[START OF PROVIDED INFORMATION]
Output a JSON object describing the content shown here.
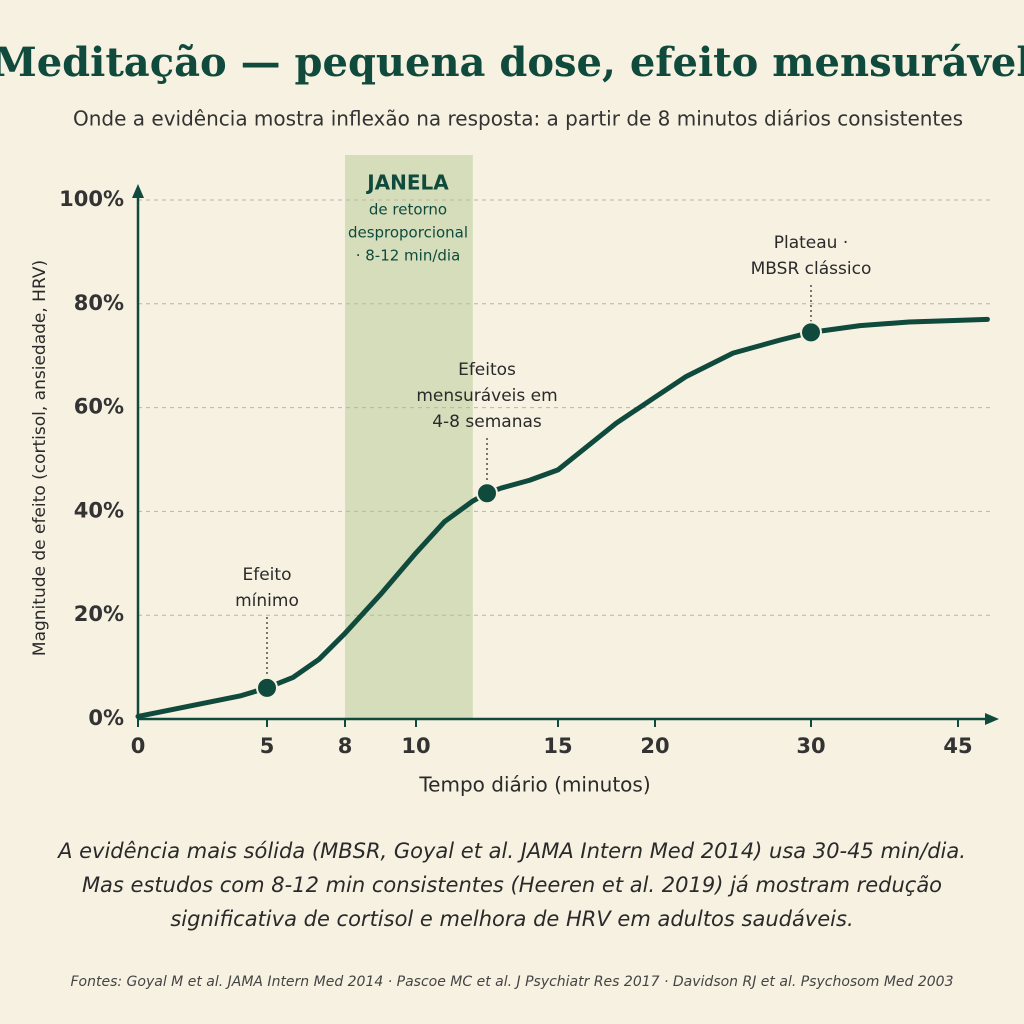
{
  "chart_data": {
    "type": "line",
    "title": "Meditação — pequena dose, efeito mensurável",
    "subtitle": "Onde a evidência mostra inflexão na resposta: a partir de 8 minutos diários consistentes",
    "y_label": "Magnitude de efeito (cortisol, ansiedade, HRV)",
    "x_label": "Tempo diário (minutos)",
    "xlim": [
      0,
      48
    ],
    "xticks": [
      0,
      5,
      8,
      10,
      15,
      20,
      30,
      45
    ],
    "ylim": [
      0,
      100
    ],
    "yticks": [
      {
        "value": 0,
        "label": "0%"
      },
      {
        "value": 20,
        "label": "20%"
      },
      {
        "value": 40,
        "label": "40%"
      },
      {
        "value": 60,
        "label": "60%"
      },
      {
        "value": 80,
        "label": "80%"
      },
      {
        "value": 100,
        "label": "100%"
      }
    ],
    "grid": true,
    "series": [
      {
        "color": "#0f4a3c",
        "x": [
          0,
          2,
          4,
          5,
          6,
          7,
          8,
          9,
          10,
          11,
          12,
          12.5,
          13,
          14,
          15,
          16,
          18,
          20,
          22,
          25,
          28,
          30,
          35,
          40,
          45,
          48
        ],
        "values": [
          0.5,
          2.5,
          4.5,
          6,
          8,
          11.5,
          16.5,
          24,
          32,
          38,
          42,
          43.5,
          44.5,
          46,
          48,
          51,
          57,
          62,
          66,
          70.5,
          73,
          74.5,
          75.8,
          76.5,
          76.8,
          77
        ]
      }
    ],
    "window": {
      "range": [
        8,
        12
      ],
      "color": "#d5ddbb",
      "title": "JANELA",
      "lines": [
        "de retorno",
        "desproporcional",
        "· 8-12 min/dia"
      ]
    },
    "markers": [
      {
        "x": 5,
        "value": 6,
        "lines": [
          "Efeito",
          "mínimo"
        ]
      },
      {
        "x": 12.5,
        "value": 43.5,
        "lines": [
          "Efeitos",
          "mensuráveis em",
          "4-8 semanas"
        ]
      },
      {
        "x": 30,
        "value": 74.5,
        "lines": [
          "Plateau ·",
          "MBSR clássico"
        ]
      }
    ],
    "notes": [
      "A evidência mais sólida (MBSR, Goyal et al. JAMA Intern Med 2014) usa 30-45 min/dia.",
      "Mas estudos com 8-12 min consistentes (Heeren et al. 2019) já mostram redução",
      "significativa de cortisol e melhora de HRV em adultos saudáveis."
    ],
    "sources": "Fontes: Goyal M et al. JAMA Intern Med 2014 · Pascoe MC et al. J Psychiatr Res 2017 · Davidson RJ et al. Psychosom Med 2003"
  }
}
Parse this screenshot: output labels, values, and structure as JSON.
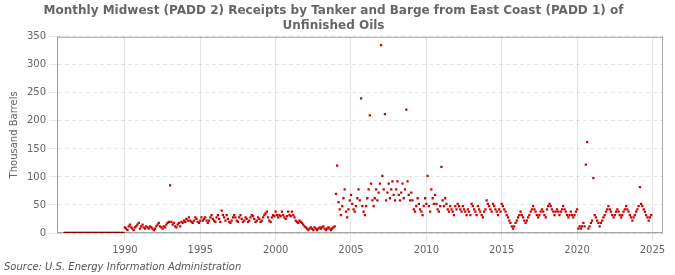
{
  "chart_data": {
    "type": "scatter",
    "title": "Monthly Midwest (PADD 2) Receipts by Tanker and Barge from East Coast (PADD 1) of\nUnfinished Oils",
    "y_label": "Thousand Barrels",
    "annotations": [
      "Source: U.S. Energy Information Administration"
    ],
    "color": "#cc0000",
    "marker": "square",
    "grid": true,
    "xlim": [
      1985.5,
      2025.7
    ],
    "ylim": [
      0,
      350
    ],
    "xticks": [
      1990,
      1995,
      2000,
      2005,
      2010,
      2015,
      2020,
      2025
    ],
    "yticks": [
      0,
      50,
      100,
      150,
      200,
      250,
      300,
      350
    ],
    "x": [
      1986.0,
      1986.1,
      1986.2,
      1986.3,
      1986.4,
      1986.5,
      1986.6,
      1986.7,
      1986.8,
      1986.9,
      1987.0,
      1987.1,
      1987.2,
      1987.3,
      1987.4,
      1987.5,
      1987.6,
      1987.7,
      1987.8,
      1987.9,
      1988.0,
      1988.1,
      1988.2,
      1988.3,
      1988.4,
      1988.5,
      1988.6,
      1988.7,
      1988.8,
      1988.9,
      1989.0,
      1989.1,
      1989.2,
      1989.3,
      1989.4,
      1989.5,
      1989.6,
      1989.7,
      1989.8,
      1989.9,
      1990.0,
      1990.08,
      1990.17,
      1990.25,
      1990.33,
      1990.42,
      1990.5,
      1990.58,
      1990.67,
      1990.75,
      1990.83,
      1990.92,
      1991.0,
      1991.08,
      1991.17,
      1991.25,
      1991.33,
      1991.42,
      1991.5,
      1991.58,
      1991.67,
      1991.75,
      1991.83,
      1991.92,
      1992.0,
      1992.08,
      1992.17,
      1992.25,
      1992.33,
      1992.42,
      1992.5,
      1992.58,
      1992.67,
      1992.75,
      1992.83,
      1992.92,
      1993.0,
      1993.08,
      1993.17,
      1993.25,
      1993.33,
      1993.42,
      1993.5,
      1993.58,
      1993.67,
      1993.75,
      1993.83,
      1993.92,
      1994.0,
      1994.08,
      1994.17,
      1994.25,
      1994.33,
      1994.42,
      1994.5,
      1994.58,
      1994.67,
      1994.75,
      1994.83,
      1994.92,
      1995.0,
      1995.08,
      1995.17,
      1995.25,
      1995.33,
      1995.42,
      1995.5,
      1995.58,
      1995.67,
      1995.75,
      1995.83,
      1995.92,
      1996.0,
      1996.08,
      1996.17,
      1996.25,
      1996.33,
      1996.42,
      1996.5,
      1996.58,
      1996.67,
      1996.75,
      1996.83,
      1996.92,
      1997.0,
      1997.08,
      1997.17,
      1997.25,
      1997.33,
      1997.42,
      1997.5,
      1997.58,
      1997.67,
      1997.75,
      1997.83,
      1997.92,
      1998.0,
      1998.08,
      1998.17,
      1998.25,
      1998.33,
      1998.42,
      1998.5,
      1998.58,
      1998.67,
      1998.75,
      1998.83,
      1998.92,
      1999.0,
      1999.08,
      1999.17,
      1999.25,
      1999.33,
      1999.42,
      1999.5,
      1999.58,
      1999.67,
      1999.75,
      1999.83,
      1999.92,
      2000.0,
      2000.08,
      2000.17,
      2000.25,
      2000.33,
      2000.42,
      2000.5,
      2000.58,
      2000.67,
      2000.75,
      2000.83,
      2000.92,
      2001.0,
      2001.08,
      2001.17,
      2001.25,
      2001.33,
      2001.42,
      2001.5,
      2001.58,
      2001.67,
      2001.75,
      2001.83,
      2001.92,
      2002.0,
      2002.08,
      2002.17,
      2002.25,
      2002.33,
      2002.42,
      2002.5,
      2002.58,
      2002.67,
      2002.75,
      2002.83,
      2002.92,
      2003.0,
      2003.08,
      2003.17,
      2003.25,
      2003.33,
      2003.42,
      2003.5,
      2003.58,
      2003.67,
      2003.75,
      2003.83,
      2003.92,
      2004.0,
      2004.08,
      2004.17,
      2004.25,
      2004.33,
      2004.42,
      2004.5,
      2004.58,
      2004.67,
      2004.75,
      2004.83,
      2004.92,
      2005.0,
      2005.08,
      2005.17,
      2005.25,
      2005.33,
      2005.42,
      2005.5,
      2005.58,
      2005.67,
      2005.75,
      2005.83,
      2005.92,
      2006.0,
      2006.08,
      2006.17,
      2006.25,
      2006.33,
      2006.42,
      2006.5,
      2006.58,
      2006.67,
      2006.75,
      2006.83,
      2006.92,
      2007.0,
      2007.08,
      2007.17,
      2007.25,
      2007.33,
      2007.42,
      2007.5,
      2007.58,
      2007.67,
      2007.75,
      2007.83,
      2007.92,
      2008.0,
      2008.08,
      2008.17,
      2008.25,
      2008.33,
      2008.42,
      2008.5,
      2008.58,
      2008.67,
      2008.75,
      2008.83,
      2008.92,
      2009.0,
      2009.08,
      2009.17,
      2009.25,
      2009.33,
      2009.42,
      2009.5,
      2009.58,
      2009.67,
      2009.75,
      2009.83,
      2009.92,
      2010.0,
      2010.08,
      2010.17,
      2010.25,
      2010.33,
      2010.42,
      2010.5,
      2010.58,
      2010.67,
      2010.75,
      2010.83,
      2010.92,
      2011.0,
      2011.08,
      2011.17,
      2011.25,
      2011.33,
      2011.42,
      2011.5,
      2011.58,
      2011.67,
      2011.75,
      2011.83,
      2011.92,
      2012.0,
      2012.08,
      2012.17,
      2012.25,
      2012.33,
      2012.42,
      2012.5,
      2012.58,
      2012.67,
      2012.75,
      2012.83,
      2012.92,
      2013.0,
      2013.08,
      2013.17,
      2013.25,
      2013.33,
      2013.42,
      2013.5,
      2013.58,
      2013.67,
      2013.75,
      2013.83,
      2013.92,
      2014.0,
      2014.08,
      2014.17,
      2014.25,
      2014.33,
      2014.42,
      2014.5,
      2014.58,
      2014.67,
      2014.75,
      2014.83,
      2014.92,
      2015.0,
      2015.08,
      2015.17,
      2015.25,
      2015.33,
      2015.42,
      2015.5,
      2015.58,
      2015.67,
      2015.75,
      2015.83,
      2015.92,
      2016.0,
      2016.08,
      2016.17,
      2016.25,
      2016.33,
      2016.42,
      2016.5,
      2016.58,
      2016.67,
      2016.75,
      2016.83,
      2016.92,
      2017.0,
      2017.08,
      2017.17,
      2017.25,
      2017.33,
      2017.42,
      2017.5,
      2017.58,
      2017.67,
      2017.75,
      2017.83,
      2017.92,
      2018.0,
      2018.08,
      2018.17,
      2018.25,
      2018.33,
      2018.42,
      2018.5,
      2018.58,
      2018.67,
      2018.75,
      2018.83,
      2018.92,
      2019.0,
      2019.08,
      2019.17,
      2019.25,
      2019.33,
      2019.42,
      2019.5,
      2019.58,
      2019.67,
      2019.75,
      2019.83,
      2019.92,
      2020.0,
      2020.08,
      2020.17,
      2020.25,
      2020.33,
      2020.42,
      2020.5,
      2020.58,
      2020.67,
      2020.75,
      2020.83,
      2020.92,
      2021.0,
      2021.08,
      2021.17,
      2021.25,
      2021.33,
      2021.42,
      2021.5,
      2021.58,
      2021.67,
      2021.75,
      2021.83,
      2021.92,
      2022.0,
      2022.08,
      2022.17,
      2022.25,
      2022.33,
      2022.42,
      2022.5,
      2022.58,
      2022.67,
      2022.75,
      2022.83,
      2022.92,
      2023.0,
      2023.08,
      2023.17,
      2023.25,
      2023.33,
      2023.42,
      2023.5,
      2023.58,
      2023.67,
      2023.75,
      2023.83,
      2023.92,
      2024.0,
      2024.08,
      2024.17,
      2024.25,
      2024.33,
      2024.42,
      2024.5,
      2024.58,
      2024.67,
      2024.75,
      2024.83,
      2024.92
    ],
    "values": [
      0,
      0,
      0,
      0,
      0,
      0,
      0,
      0,
      0,
      0,
      0,
      0,
      0,
      0,
      0,
      0,
      0,
      0,
      0,
      0,
      0,
      0,
      0,
      0,
      0,
      0,
      0,
      0,
      0,
      0,
      0,
      0,
      0,
      0,
      0,
      0,
      0,
      0,
      0,
      0,
      10,
      8,
      5,
      12,
      15,
      10,
      8,
      5,
      10,
      12,
      15,
      18,
      8,
      12,
      15,
      10,
      8,
      12,
      10,
      8,
      12,
      10,
      8,
      5,
      8,
      12,
      15,
      18,
      12,
      10,
      8,
      12,
      10,
      15,
      18,
      20,
      85,
      20,
      15,
      18,
      12,
      10,
      15,
      18,
      12,
      20,
      18,
      22,
      20,
      25,
      22,
      28,
      22,
      20,
      18,
      22,
      28,
      25,
      20,
      18,
      22,
      28,
      22,
      25,
      28,
      22,
      18,
      22,
      28,
      32,
      25,
      22,
      20,
      28,
      32,
      25,
      20,
      40,
      32,
      28,
      22,
      32,
      25,
      20,
      18,
      22,
      28,
      32,
      28,
      22,
      20,
      28,
      32,
      25,
      20,
      22,
      28,
      25,
      20,
      22,
      28,
      32,
      30,
      25,
      20,
      22,
      28,
      25,
      20,
      22,
      28,
      32,
      35,
      38,
      28,
      22,
      20,
      28,
      32,
      30,
      38,
      32,
      28,
      32,
      30,
      38,
      32,
      28,
      25,
      30,
      38,
      32,
      30,
      38,
      32,
      28,
      22,
      20,
      18,
      22,
      20,
      18,
      15,
      12,
      10,
      8,
      5,
      8,
      10,
      8,
      5,
      10,
      8,
      5,
      8,
      10,
      8,
      10,
      12,
      8,
      5,
      8,
      10,
      8,
      5,
      8,
      10,
      12,
      70,
      120,
      55,
      42,
      32,
      48,
      62,
      78,
      38,
      28,
      42,
      58,
      68,
      52,
      42,
      38,
      48,
      62,
      78,
      58,
      240,
      48,
      38,
      32,
      48,
      62,
      78,
      210,
      88,
      58,
      48,
      62,
      78,
      58,
      72,
      88,
      335,
      102,
      78,
      212,
      58,
      72,
      88,
      62,
      78,
      92,
      68,
      58,
      78,
      92,
      68,
      58,
      72,
      88,
      62,
      78,
      220,
      92,
      68,
      58,
      72,
      58,
      42,
      38,
      48,
      62,
      52,
      42,
      38,
      32,
      48,
      62,
      52,
      102,
      48,
      38,
      78,
      62,
      52,
      68,
      52,
      42,
      38,
      48,
      118,
      58,
      48,
      62,
      52,
      42,
      38,
      48,
      42,
      38,
      32,
      48,
      42,
      52,
      48,
      42,
      38,
      48,
      42,
      38,
      32,
      42,
      38,
      32,
      52,
      48,
      42,
      38,
      32,
      48,
      42,
      38,
      32,
      28,
      38,
      42,
      58,
      52,
      48,
      42,
      38,
      52,
      48,
      42,
      38,
      32,
      42,
      38,
      52,
      48,
      42,
      38,
      32,
      28,
      22,
      18,
      12,
      8,
      12,
      18,
      22,
      28,
      32,
      38,
      32,
      28,
      22,
      18,
      22,
      28,
      32,
      38,
      42,
      48,
      42,
      38,
      32,
      28,
      32,
      38,
      42,
      38,
      32,
      28,
      42,
      48,
      52,
      48,
      42,
      38,
      32,
      38,
      42,
      38,
      32,
      38,
      42,
      48,
      42,
      38,
      32,
      28,
      32,
      38,
      32,
      28,
      32,
      38,
      42,
      8,
      12,
      8,
      12,
      18,
      12,
      122,
      162,
      8,
      12,
      18,
      22,
      98,
      32,
      28,
      22,
      18,
      12,
      18,
      22,
      28,
      32,
      38,
      42,
      48,
      42,
      38,
      32,
      28,
      32,
      38,
      42,
      38,
      32,
      28,
      32,
      38,
      42,
      48,
      42,
      38,
      32,
      28,
      22,
      28,
      32,
      38,
      42,
      48,
      82,
      52,
      48,
      42,
      38,
      32,
      28,
      22,
      28,
      32
    ]
  }
}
[END OF PROVIDED INFORMATION]
> **STATED EXERCISE**: Which lines in the listing above hold the word "JAMA"? Show each of them.

> **FINAL RESULT**:
      "A evidência mais sólida (MBSR, Goyal et al. JAMA Intern Med 2014) usa 30-45 min/dia.",
    "sources": "Fontes: Goyal M et al. JAMA Intern Med 2014 · Pascoe MC et al. J Psychiatr Res 2017 · Davidson RJ et al. Psychosom Med 2003"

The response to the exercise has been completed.